• **Set exercise**
Find the lines below that contain the string "বজনর". Copy each one.

• **Entries supplied**
***
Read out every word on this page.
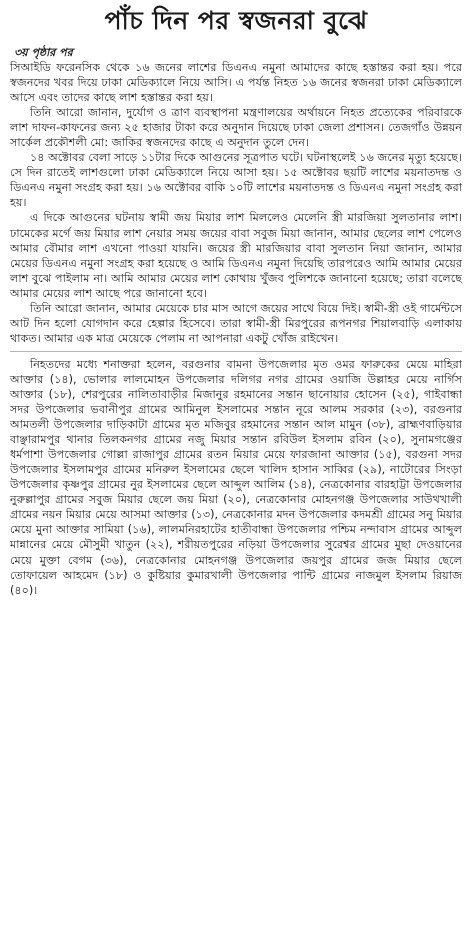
পাঁচ দিন পর স্বজনরা বুঝে
৩য় পৃষ্ঠার পর

সিআইডি ফরেনসিক থেকে ১৬ জনের লাশের ডিএনএ নমুনা আমাদের কাছে হস্তান্তর করা হয়। পরে স্বজনদের খবর দিয়ে ঢাকা মেডিক্যালে নিয়ে আসি। এ পর্যন্ত নিহত ১৬ জনের স্বজনরা ঢাকা মেডিক্যালে আসে এবং তাদের কাছে লাশ হস্তান্তর করা হয়।

তিনি আরো জানান, দুর্যোগ ও ত্রাণ ব্যবস্থাপনা মন্ত্রণালয়ের অর্থায়নে নিহত প্রত্যেকের পরিবারকে লাশ দাফন-কাফনের জন্য ২৫ হাজার টাকা করে অনুদান দিয়েছে ঢাকা জেলা প্রশাসন। তেজগাঁও উন্নয়ন সার্কেল প্রকৌশলী মো: জাকির স্বজনদের কাছে এ অনুদান তুলে দেন।

১৪ অক্টোবর বেলা সাড়ে ১১টার দিকে আগুনের সূত্রপাত ঘটে। ঘটনাস্থলেই ১৬ জনের মৃত্যু হয়েছে। সে দিন রাতেই লাশগুলো ঢাকা মেডিক্যালে নিয়ে আসা হয়। ১৫ অক্টোবর ছয়টি লাশের ময়নাতদন্ত ও ডিএনএ নমুনা সংগ্রহ করা হয়। ১৬ অক্টোবর বাকি ১০টি লাশের ময়নাতদন্ত ও ডিএনএ নমুনা সংগ্রহ করা হয়।

এ দিকে আগুনের ঘটনায় স্বামী জয় মিয়ার লাশ মিললেও মেলেনি স্ত্রী মারজিয়া সুলতানার লাশ। ঢামেকের মর্গে জয় মিয়ার লাশ নেয়ার সময় জয়ের বাবা সবুজ মিয়া জানান, আমার ছেলের লাশ পেলেও আমার বৌমার লাশ এখনো পাওয়া যায়নি। জয়ের স্ত্রী মারজিয়ার বাবা সুলতান নিয়া জানান, আমার মেয়ের ডিএনএ নমুনা সংগ্রহ করা হয়েছে ও আমি ডিএনএ নমুনা দিয়েছি তারপরেও আমি আমার মেয়ের লাশ বুঝে পাইলাম না। আমি আমার মেয়ের লাশ কোথায় খুঁজব পুলিশকে জানানো হয়েছে; তারা বলেছে আমার মেয়ের লাশ আছে পরে জানানো হবে।

তিনি আরো জানান, আমার মেয়েকে চার মাস আগে জয়ের সাথে বিয়ে দিই। স্বামী-স্ত্রী ওই গার্মেন্টসে আট দিন হলো যোগদান করে হেল্পার হিসেবে। তারা স্বামী-স্ত্রী মিরপুরের রূপনগর শিয়ালবাড়ি এলাকায় থাকত। আমার এক মাত্র মেয়েকে পেলাম না আপনারা একটু খোঁজ রাইখেন।

নিহতদের মধ্যে শনাক্তরা হলেন, বরগুনার বামনা উপজেলার মৃত ওমর ফারুকের মেয়ে মাহিরা আক্তার (১৪), ভোলার লালমোহন উপজেলার দলিগর নগর গ্রামের ওয়াজি উল্লাহর মেয়ে নার্গিস আক্তার (১৮), শেরপুরের নালিতাবাড়ীর মিজানুর রহমানের সন্তান ছানোয়ার হোসেন (২৫), গাইবান্ধা সদর উপজেলার ভবানীপুর গ্রামের আমিনুল ইসলামের সন্তান নূরে আলম সরকার (২৩), বরগুনার আমতলী উপজেলার দাড়িকাটা গ্রামের মৃত মজিবুর রহমানের সন্তান আল মামুন (৩৮), ব্রাহ্মণবাড়িয়ার বাঞ্ছারামপুর থানার তিলকনগর গ্রামের নজু মিয়ার সন্তান রবিউল ইসলাম রবিন (২০), সুনামগঞ্জের ধর্মপাশা উপজেলার গোল্লা রাজাপুর গ্রামের রতন মিয়ার মেয়ে ফারজানা আক্তার (১৫), বরগুনা সদর উপজেলার ইসলামপুর গ্রামের মনিরুল ইসলামের ছেলে খালিদ হাসান সাব্বির (২৯), নাটোরের সিংড়া উপজেলার কৃষ্ণপুর গ্রামের নুর ইসলামের ছেলে আব্দুল আলিম (১৪), নেত্রকোনার বারহাট্টা উপজেলার নুরুল্লাপুর গ্রামের সবুজ মিয়ার ছেলে জয় মিয়া (২০), নেত্রকোনার মোহনগঞ্জ উপজেলার সাউথখালী গ্রামের নয়ন মিয়ার মেয়ে আসমা আক্তার (১৩), নেত্রকোনার মদন উপজেলার কদমশ্রী গ্রামের সনু মিয়ার মেয়ে মুনা আক্তার সামিয়া (১৬), লালমনিরহাটের হাতীবান্ধা উপজেলার পশ্চিম নন্দাবাস গ্রামের আব্দুল মান্নানের মেয়ে মৌসুমী খাতুন (২২), শরীয়তপুরের নড়িয়া উপজেলার সুরেশ্বর গ্রামের মুছা দেওয়ানের মেয়ে মুক্তা বেগম (৩৬), নেত্রকোনার মোহনগঞ্জ উপজেলার জয়পুর গ্রামের জজ মিয়ার ছেলে তোফায়েল আহমেদ (১৮) ও কুষ্টিয়ার কুমারখালী উপজেলার পান্টি গ্রামের নাজমুল ইসলাম রিয়াজ (৪০)।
***
• **Written answer**
পাঁচ দিন পর স্বজনরা বুঝে
সিআইডি ফরেনসিক থেকে ১৬ জনের লাশের ডিএনএ নমুনা আমাদের কাছে হস্তান্তর করা হয়। পরে স্বজনদের খবর দিয়ে ঢাকা মেডিক্যালে নিয়ে আসি। এ পর্যন্ত নিহত ১৬ জনের স্বজনরা ঢাকা মেডিক্যালে আসে এবং তাদের কাছে লাশ হস্তান্তর করা হয়।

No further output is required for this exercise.